> ASSIGNED TASK:
Every entry in this listing should be written out exactly.

> RECORDS FOR THIS EXERCISE:

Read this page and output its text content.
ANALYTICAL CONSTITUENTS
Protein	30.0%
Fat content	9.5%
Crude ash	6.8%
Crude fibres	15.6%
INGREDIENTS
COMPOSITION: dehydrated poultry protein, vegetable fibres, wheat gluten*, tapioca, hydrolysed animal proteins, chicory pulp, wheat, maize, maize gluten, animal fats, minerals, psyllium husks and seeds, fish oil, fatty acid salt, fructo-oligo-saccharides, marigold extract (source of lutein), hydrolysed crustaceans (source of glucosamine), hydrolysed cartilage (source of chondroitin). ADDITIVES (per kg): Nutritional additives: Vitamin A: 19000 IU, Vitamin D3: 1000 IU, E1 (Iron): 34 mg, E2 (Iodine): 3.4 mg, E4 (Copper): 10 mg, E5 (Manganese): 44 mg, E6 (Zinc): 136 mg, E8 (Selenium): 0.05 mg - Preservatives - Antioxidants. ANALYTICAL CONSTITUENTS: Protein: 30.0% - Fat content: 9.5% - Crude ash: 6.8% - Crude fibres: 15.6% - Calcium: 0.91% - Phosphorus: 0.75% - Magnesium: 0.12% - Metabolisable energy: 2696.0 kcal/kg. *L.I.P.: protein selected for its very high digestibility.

> EXERCISE RESULT:
Read this page and output its text content.
ANALYTICAL CONSTITUENTS
Protein	30.0%
Fat content	9.5%
Crude ash	6.8%
Crude fibres	15.6%
INGREDIENTS
COMPOSITION: dehydrated poultry protein, vegetable fibres, wheat gluten*, tapioca, hydrolysed animal proteins, chicory pulp, wheat, maize, maize gluten, animal fats, minerals, psyllium husks and seeds, fish oil, fatty acid salt, fructo-oligo-saccharides, marigold extract (source of lutein), hydrolysed crustaceans (source of glucosamine), hydrolysed cartilage (source of chondroitin). ADDITIVES (per kg): Nutritional additives: Vitamin A: 19000 IU, Vitamin D3: 1000 IU, E1 (Iron): 34 mg, E2 (Iodine): 3.4 mg, E4 (Copper): 10 mg, E5 (Manganese): 44 mg, E6 (Zinc): 136 mg, E8 (Selenium): 0.05 mg - Preservatives - Antioxidants. ANALYTICAL CONSTITUENTS: Protein: 30.0% - Fat content: 9.5% - Crude ash: 6.8% - Crude fibres: 15.6% - Calcium: 0.91% - Phosphorus: 0.75% - Magnesium: 0.12% - Metabolisable energy: 2696.0 kcal/kg. *L.I.P.: protein selected for its very high digestibility.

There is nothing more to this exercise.